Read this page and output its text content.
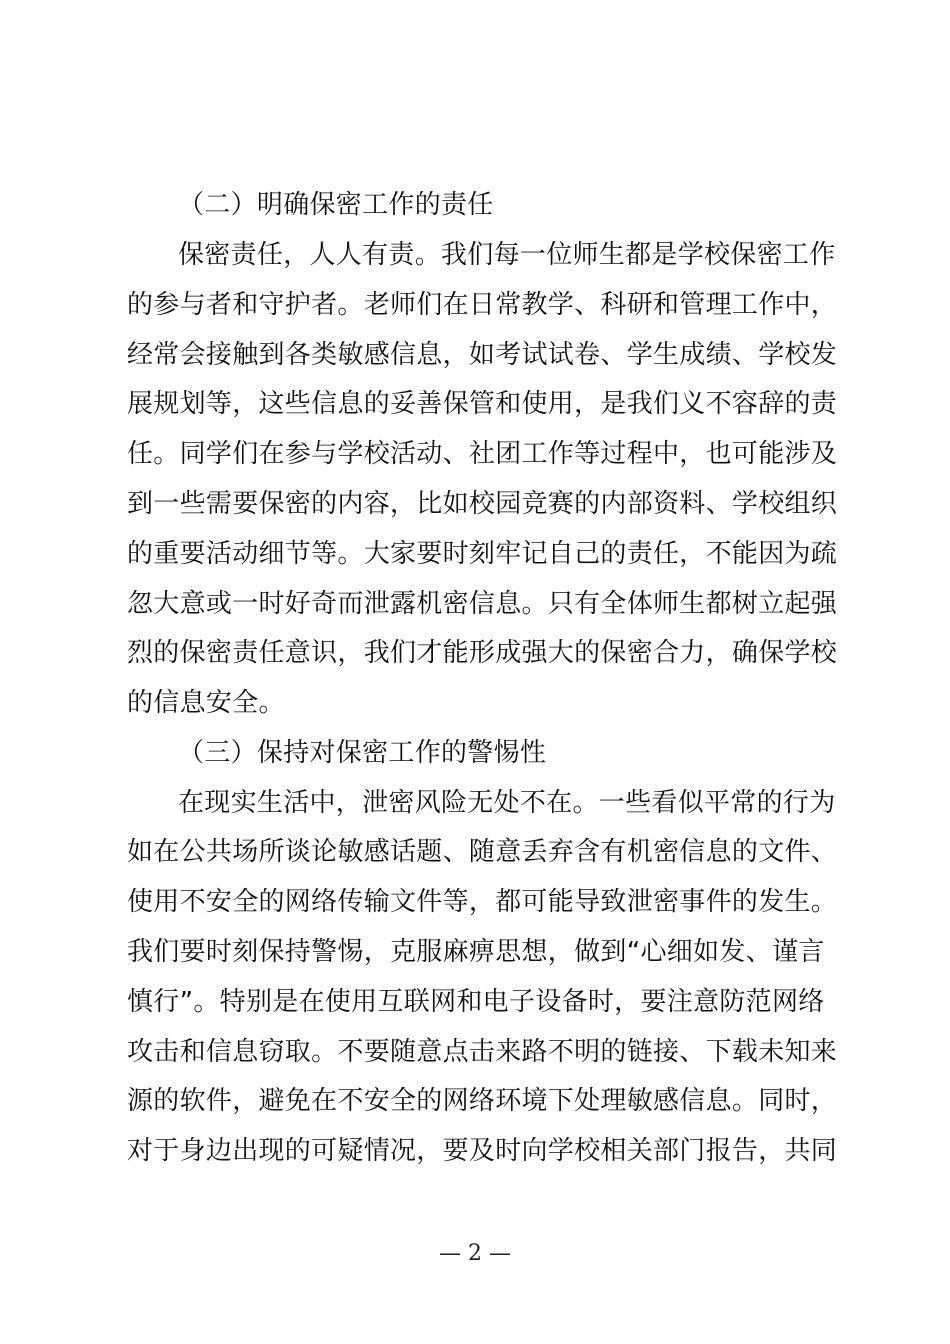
（二）明确保密工作的责任
保密责任，人人有责。我们每一位师生都是学校保密工作
的参与者和守护者。老师们在日常教学、科研和管理工作中，
经常会接触到各类敏感信息，如考试试卷、学生成绩、学校发
展规划等，这些信息的妥善保管和使用，是我们义不容辞的责
任。同学们在参与学校活动、社团工作等过程中，也可能涉及
到一些需要保密的内容，比如校园竞赛的内部资料、学校组织
的重要活动细节等。大家要时刻牢记自己的责任，不能因为疏
忽大意或一时好奇而泄露机密信息。只有全体师生都树立起强
烈的保密责任意识，我们才能形成强大的保密合力，确保学校
的信息安全。
（三）保持对保密工作的警惕性
在现实生活中，泄密风险无处不在。一些看似平常的行为
如在公共场所谈论敏感话题、随意丢弃含有机密信息的文件、
使用不安全的网络传输文件等，都可能导致泄密事件的发生。
我们要时刻保持警惕，克服麻痹思想，做到“心细如发、谨言
慎行”。特别是在使用互联网和电子设备时，要注意防范网络
攻击和信息窃取。不要随意点击来路不明的链接、下载未知来
源的软件，避免在不安全的网络环境下处理敏感信息。同时，
对于身边出现的可疑情况，要及时向学校相关部门报告，共同
— 2 —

# [Exercise]
Transcribe the entries above verbatim, omitting their pictures.

# [Reply to the task]
Read this page and output its text content.
（二）明确保密工作的责任
保密责任，人人有责。我们每一位师生都是学校保密工作
的参与者和守护者。老师们在日常教学、科研和管理工作中，
经常会接触到各类敏感信息，如考试试卷、学生成绩、学校发
展规划等，这些信息的妥善保管和使用，是我们义不容辞的责
任。同学们在参与学校活动、社团工作等过程中，也可能涉及
到一些需要保密的内容，比如校园竞赛的内部资料、学校组织
的重要活动细节等。大家要时刻牢记自己的责任，不能因为疏
忽大意或一时好奇而泄露机密信息。只有全体师生都树立起强
烈的保密责任意识，我们才能形成强大的保密合力，确保学校
的信息安全。
（三）保持对保密工作的警惕性
在现实生活中，泄密风险无处不在。一些看似平常的行为
如在公共场所谈论敏感话题、随意丢弃含有机密信息的文件、
使用不安全的网络传输文件等，都可能导致泄密事件的发生。
我们要时刻保持警惕，克服麻痹思想，做到“心细如发、谨言
慎行”。特别是在使用互联网和电子设备时，要注意防范网络
攻击和信息窃取。不要随意点击来路不明的链接、下载未知来
源的软件，避免在不安全的网络环境下处理敏感信息。同时，
对于身边出现的可疑情况，要及时向学校相关部门报告，共同
— 2 —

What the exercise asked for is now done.